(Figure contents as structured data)
-*-
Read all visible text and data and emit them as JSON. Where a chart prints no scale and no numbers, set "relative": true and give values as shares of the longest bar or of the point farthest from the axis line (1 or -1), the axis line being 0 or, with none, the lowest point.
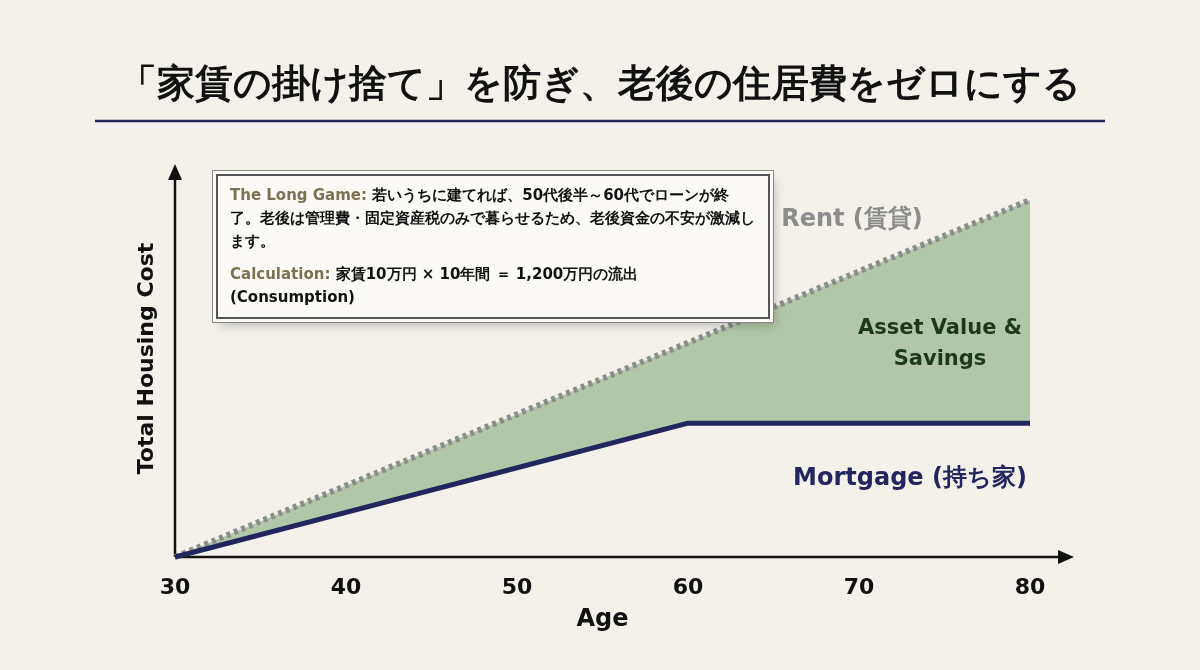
{
  "chart_data": {
    "type": "line",
    "title": "「家賃の掛け捨て」を防ぎ、老後の住居費をゼロにする",
    "xlabel": "Age",
    "ylabel": "Total Housing Cost",
    "relative": true,
    "xlim": [
      30,
      80
    ],
    "xticks": [
      30,
      40,
      50,
      60,
      70,
      80
    ],
    "grid": false,
    "legend": false,
    "marker": "none",
    "series": [
      {
        "name": "Rent (賃貸)",
        "color": "#8c8c8c",
        "line_style": "dotted",
        "x": [
          30,
          60,
          80
        ],
        "values": [
          0,
          0.6,
          1
        ],
        "lower": [
          0,
          0.375,
          0.375
        ],
        "upper": [
          0,
          0.6,
          1
        ]
      },
      {
        "name": "Mortgage (持ち家)",
        "color": "#23265e",
        "line_style": "solid",
        "x": [
          30,
          60,
          80
        ],
        "values": [
          0,
          0.375,
          0.375
        ]
      }
    ],
    "annotations": [
      "**The Long Game:** 若いうちに建てれば、50代後半～60代でローンが終了。老後は管理費・固定資産税のみで暮らせるため、老後資金の不安が激減します。",
      "**Calculation:** 家賃10万円 × 10年間 ＝ 1,200万円の流出 (Consumption)",
      "Asset Value & Savings"
    ]
  }
}
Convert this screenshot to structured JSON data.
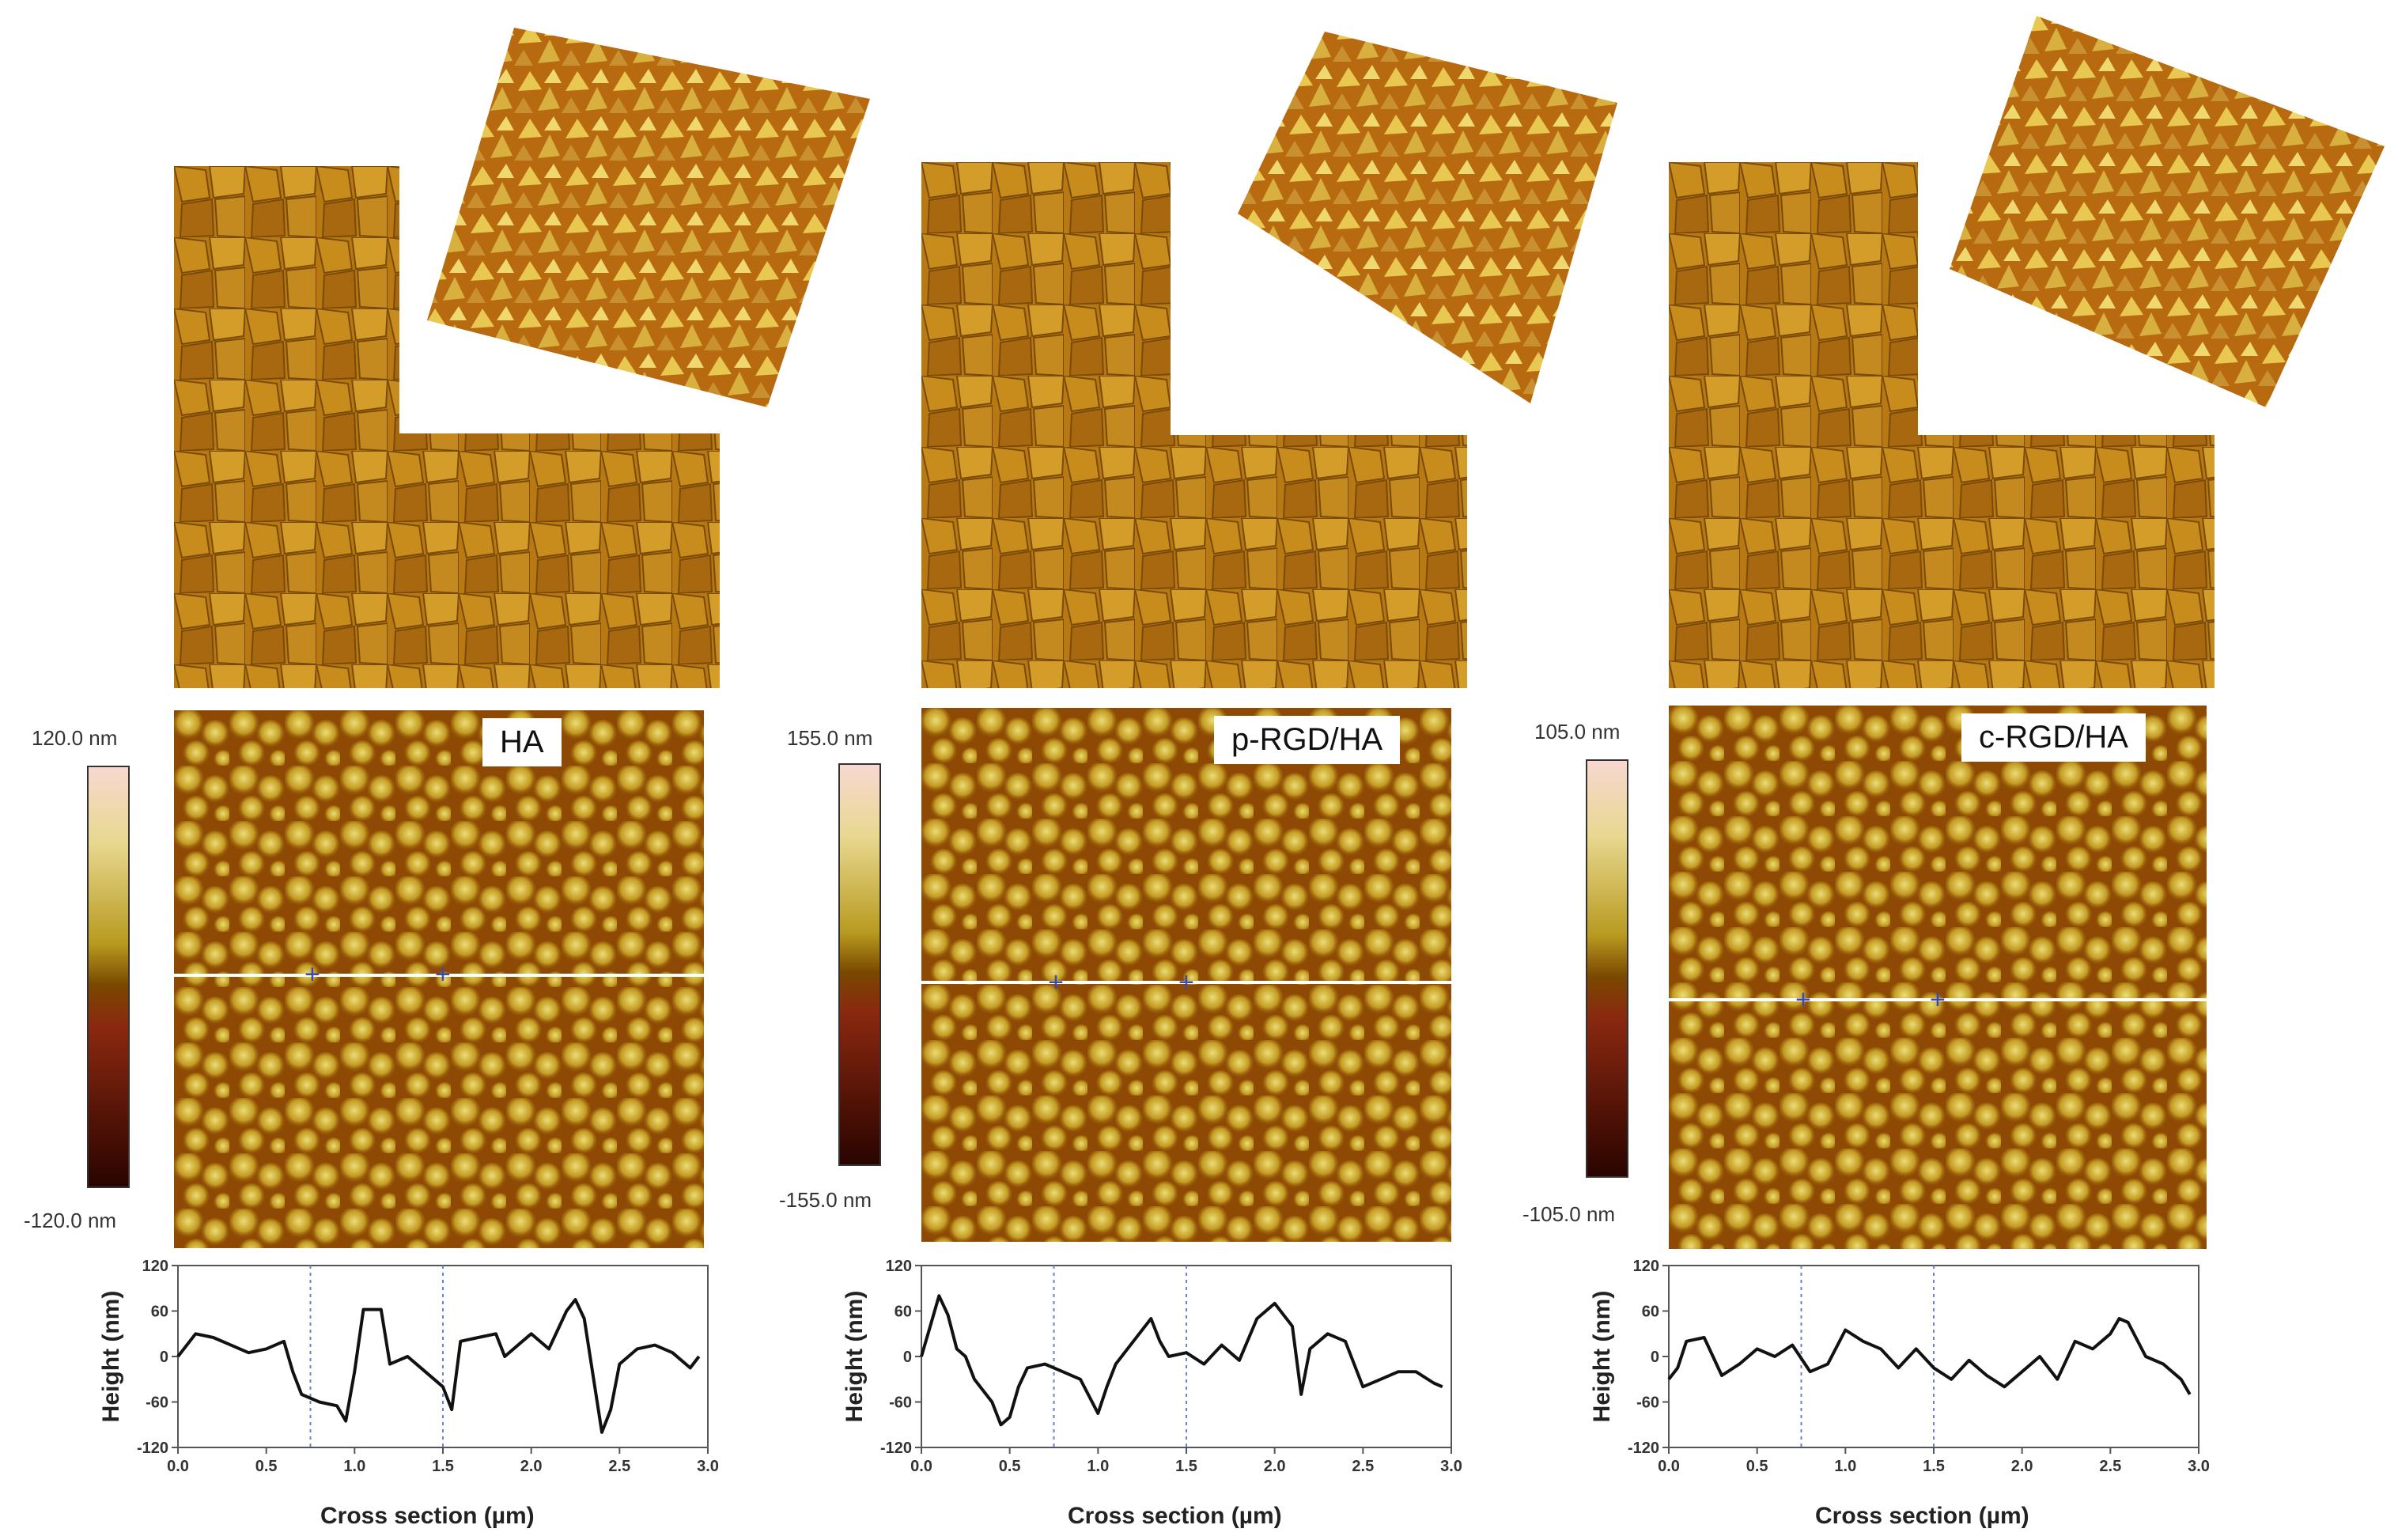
-*-
Brief: The records above are to be quoted exactly, with all pictures left out.

Answer to the problem:
Read all visible text and data and emit them as JSON. Where a chart prints no scale and no numbers, set "relative": true and give values as shares of the longest bar or of the point farthest from the axis line (1 or -1), the axis line being 0 or, with none, the lowest point.
{
  "chart_data": {
    "type": "line",
    "title": "「家賃の掛け捨て」を防ぎ、老後の住居費をゼロにする",
    "xlabel": "Age",
    "ylabel": "Total Housing Cost",
    "relative": true,
    "xlim": [
      30,
      80
    ],
    "xticks": [
      30,
      40,
      50,
      60,
      70,
      80
    ],
    "grid": false,
    "legend": false,
    "marker": "none",
    "series": [
      {
        "name": "Rent (賃貸)",
        "color": "#8c8c8c",
        "line_style": "dotted",
        "x": [
          30,
          60,
          80
        ],
        "values": [
          0,
          0.6,
          1
        ],
        "lower": [
          0,
          0.375,
          0.375
        ],
        "upper": [
          0,
          0.6,
          1
        ]
      },
      {
        "name": "Mortgage (持ち家)",
        "color": "#23265e",
        "line_style": "solid",
        "x": [
          30,
          60,
          80
        ],
        "values": [
          0,
          0.375,
          0.375
        ]
      }
    ],
    "annotations": [
      "**The Long Game:** 若いうちに建てれば、50代後半～60代でローンが終了。老後は管理費・固定資産税のみで暮らせるため、老後資金の不安が激減します。",
      "**Calculation:** 家賃10万円 × 10年間 ＝ 1,200万円の流出 (Consumption)",
      "Asset Value & Savings"
    ]
  }
}
Convert this screenshot to structured JSON data.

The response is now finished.